● **PROBLEM**:
Reproduce all of the listing below without alteration.

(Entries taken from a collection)
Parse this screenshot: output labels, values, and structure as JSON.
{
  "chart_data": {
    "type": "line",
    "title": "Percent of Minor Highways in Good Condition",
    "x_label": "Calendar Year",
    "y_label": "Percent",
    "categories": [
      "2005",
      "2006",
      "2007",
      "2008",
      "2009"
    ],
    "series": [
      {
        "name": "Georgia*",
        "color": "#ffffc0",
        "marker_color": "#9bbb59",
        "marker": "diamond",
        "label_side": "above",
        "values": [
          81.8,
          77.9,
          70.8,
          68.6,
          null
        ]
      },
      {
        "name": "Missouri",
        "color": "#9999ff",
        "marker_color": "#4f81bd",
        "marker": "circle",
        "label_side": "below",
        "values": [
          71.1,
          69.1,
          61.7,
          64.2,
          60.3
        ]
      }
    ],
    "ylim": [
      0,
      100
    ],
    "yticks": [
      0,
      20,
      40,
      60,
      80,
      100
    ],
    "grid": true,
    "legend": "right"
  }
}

● **RESULT OF THIS TASK**:
Parse this screenshot: output labels, values, and structure as JSON.
{
  "chart_data": {
    "type": "line",
    "title": "Percent of Minor Highways in Good Condition",
    "x_label": "Calendar Year",
    "y_label": "Percent",
    "categories": [
      "2005",
      "2006",
      "2007",
      "2008",
      "2009"
    ],
    "series": [
      {
        "name": "Georgia*",
        "color": "#ffffc0",
        "marker_color": "#9bbb59",
        "marker": "diamond",
        "label_side": "above",
        "values": [
          81.8,
          77.9,
          70.8,
          68.6,
          null
        ]
      },
      {
        "name": "Missouri",
        "color": "#9999ff",
        "marker_color": "#4f81bd",
        "marker": "circle",
        "label_side": "below",
        "values": [
          71.1,
          69.1,
          61.7,
          64.2,
          60.3
        ]
      }
    ],
    "ylim": [
      0,
      100
    ],
    "yticks": [
      0,
      20,
      40,
      60,
      80,
      100
    ],
    "grid": true,
    "legend": "right"
  }
}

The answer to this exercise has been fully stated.